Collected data
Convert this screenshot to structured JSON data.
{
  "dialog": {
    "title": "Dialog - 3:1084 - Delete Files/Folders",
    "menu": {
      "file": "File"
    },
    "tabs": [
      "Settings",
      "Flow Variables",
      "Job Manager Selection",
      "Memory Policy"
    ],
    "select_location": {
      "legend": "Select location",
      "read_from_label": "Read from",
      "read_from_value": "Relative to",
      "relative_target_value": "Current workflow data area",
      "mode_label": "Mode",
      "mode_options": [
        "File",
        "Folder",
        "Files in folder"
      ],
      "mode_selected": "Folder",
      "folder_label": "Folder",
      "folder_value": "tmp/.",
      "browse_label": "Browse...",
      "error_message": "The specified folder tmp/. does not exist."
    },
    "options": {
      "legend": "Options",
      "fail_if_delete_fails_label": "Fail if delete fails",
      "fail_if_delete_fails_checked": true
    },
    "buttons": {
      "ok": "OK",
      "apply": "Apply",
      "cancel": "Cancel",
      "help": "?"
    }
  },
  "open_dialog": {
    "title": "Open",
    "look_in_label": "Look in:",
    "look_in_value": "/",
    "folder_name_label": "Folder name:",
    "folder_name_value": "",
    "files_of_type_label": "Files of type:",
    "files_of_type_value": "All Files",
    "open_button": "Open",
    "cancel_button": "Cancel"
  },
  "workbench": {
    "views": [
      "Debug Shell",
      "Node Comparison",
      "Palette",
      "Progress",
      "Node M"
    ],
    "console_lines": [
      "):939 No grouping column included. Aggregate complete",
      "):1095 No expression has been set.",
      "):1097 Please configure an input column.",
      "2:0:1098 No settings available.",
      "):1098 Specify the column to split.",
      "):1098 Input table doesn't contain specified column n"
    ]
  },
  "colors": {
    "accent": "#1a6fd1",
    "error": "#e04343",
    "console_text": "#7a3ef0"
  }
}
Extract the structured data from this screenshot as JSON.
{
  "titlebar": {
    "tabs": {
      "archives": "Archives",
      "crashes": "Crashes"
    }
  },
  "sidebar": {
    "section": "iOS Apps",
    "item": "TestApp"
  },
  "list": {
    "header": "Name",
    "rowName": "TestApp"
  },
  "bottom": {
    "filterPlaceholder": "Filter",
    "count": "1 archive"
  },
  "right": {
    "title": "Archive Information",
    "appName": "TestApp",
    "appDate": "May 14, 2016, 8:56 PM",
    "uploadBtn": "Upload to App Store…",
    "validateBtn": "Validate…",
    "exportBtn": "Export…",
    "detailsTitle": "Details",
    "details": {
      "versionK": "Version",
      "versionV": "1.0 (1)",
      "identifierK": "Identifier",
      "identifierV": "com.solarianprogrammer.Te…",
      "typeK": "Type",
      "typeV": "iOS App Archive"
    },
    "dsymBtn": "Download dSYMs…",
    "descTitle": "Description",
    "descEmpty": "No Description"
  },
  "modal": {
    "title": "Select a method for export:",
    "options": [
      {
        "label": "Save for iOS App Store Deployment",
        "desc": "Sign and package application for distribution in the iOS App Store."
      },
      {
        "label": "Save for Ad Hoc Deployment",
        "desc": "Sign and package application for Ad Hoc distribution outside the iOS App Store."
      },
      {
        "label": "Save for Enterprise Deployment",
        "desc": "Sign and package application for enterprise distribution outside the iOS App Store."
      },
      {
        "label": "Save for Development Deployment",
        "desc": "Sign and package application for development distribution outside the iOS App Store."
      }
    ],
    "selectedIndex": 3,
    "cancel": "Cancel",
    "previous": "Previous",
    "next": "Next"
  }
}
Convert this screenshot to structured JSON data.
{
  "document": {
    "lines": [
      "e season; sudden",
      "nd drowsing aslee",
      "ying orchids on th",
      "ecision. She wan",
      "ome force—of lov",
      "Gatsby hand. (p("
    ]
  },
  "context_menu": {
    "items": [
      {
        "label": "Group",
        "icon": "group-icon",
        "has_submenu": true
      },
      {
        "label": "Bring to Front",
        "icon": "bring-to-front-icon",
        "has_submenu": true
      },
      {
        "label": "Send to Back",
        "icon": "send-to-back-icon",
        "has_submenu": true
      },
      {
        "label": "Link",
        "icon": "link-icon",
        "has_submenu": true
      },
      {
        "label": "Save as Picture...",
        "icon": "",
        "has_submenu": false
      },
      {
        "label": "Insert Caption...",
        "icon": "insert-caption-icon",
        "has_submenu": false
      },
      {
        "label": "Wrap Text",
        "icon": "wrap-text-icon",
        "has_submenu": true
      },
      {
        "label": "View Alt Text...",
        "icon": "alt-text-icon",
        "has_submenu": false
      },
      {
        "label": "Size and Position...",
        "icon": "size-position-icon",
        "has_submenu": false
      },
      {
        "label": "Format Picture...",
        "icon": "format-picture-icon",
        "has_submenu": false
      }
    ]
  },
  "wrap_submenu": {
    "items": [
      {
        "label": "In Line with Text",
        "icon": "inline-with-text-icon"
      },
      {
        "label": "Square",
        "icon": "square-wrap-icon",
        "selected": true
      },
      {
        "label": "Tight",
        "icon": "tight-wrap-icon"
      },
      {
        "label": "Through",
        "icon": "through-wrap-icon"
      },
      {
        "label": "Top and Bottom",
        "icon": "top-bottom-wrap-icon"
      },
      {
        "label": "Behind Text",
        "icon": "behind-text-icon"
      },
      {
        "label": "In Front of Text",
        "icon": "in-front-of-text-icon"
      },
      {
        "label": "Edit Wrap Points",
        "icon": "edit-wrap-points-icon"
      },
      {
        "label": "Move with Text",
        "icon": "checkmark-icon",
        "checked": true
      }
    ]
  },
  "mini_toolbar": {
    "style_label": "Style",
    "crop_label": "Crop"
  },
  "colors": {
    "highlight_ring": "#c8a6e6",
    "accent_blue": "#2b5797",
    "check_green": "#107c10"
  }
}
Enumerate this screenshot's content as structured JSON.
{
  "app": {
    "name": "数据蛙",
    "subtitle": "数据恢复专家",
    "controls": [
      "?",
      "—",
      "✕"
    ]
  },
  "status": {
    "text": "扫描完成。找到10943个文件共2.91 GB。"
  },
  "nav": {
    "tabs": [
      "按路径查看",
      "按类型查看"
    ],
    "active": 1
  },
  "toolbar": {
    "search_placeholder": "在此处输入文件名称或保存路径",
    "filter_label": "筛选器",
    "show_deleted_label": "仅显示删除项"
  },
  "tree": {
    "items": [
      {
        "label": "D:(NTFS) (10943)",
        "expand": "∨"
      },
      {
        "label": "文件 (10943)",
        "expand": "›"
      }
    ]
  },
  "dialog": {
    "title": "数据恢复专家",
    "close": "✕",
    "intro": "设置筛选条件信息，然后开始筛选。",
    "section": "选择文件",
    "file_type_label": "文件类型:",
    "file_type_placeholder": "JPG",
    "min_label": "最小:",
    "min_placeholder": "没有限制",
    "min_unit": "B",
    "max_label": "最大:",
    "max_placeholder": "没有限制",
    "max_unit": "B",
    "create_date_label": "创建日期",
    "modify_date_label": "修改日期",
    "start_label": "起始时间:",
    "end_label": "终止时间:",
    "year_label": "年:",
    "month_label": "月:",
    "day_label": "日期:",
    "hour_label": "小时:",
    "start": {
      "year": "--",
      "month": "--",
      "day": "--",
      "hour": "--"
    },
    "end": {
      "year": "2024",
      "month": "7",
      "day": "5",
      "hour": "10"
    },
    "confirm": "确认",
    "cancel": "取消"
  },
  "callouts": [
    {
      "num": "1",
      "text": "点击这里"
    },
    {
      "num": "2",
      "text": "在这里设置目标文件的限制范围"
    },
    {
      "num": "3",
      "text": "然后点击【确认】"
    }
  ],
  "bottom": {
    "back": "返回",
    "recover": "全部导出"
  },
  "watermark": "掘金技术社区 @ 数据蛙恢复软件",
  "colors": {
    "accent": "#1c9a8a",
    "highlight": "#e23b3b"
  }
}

What needs to be done
From the listing above, copy all lines holding the word "distribution".

Solution for this task
        "desc": "Sign and package application for distribution in the iOS App Store."
        "desc": "Sign and package application for Ad Hoc distribution outside the iOS App Store."
        "desc": "Sign and package application for enterprise distribution outside the iOS App Store."
        "desc": "Sign and package application for development distribution outside the iOS App Store."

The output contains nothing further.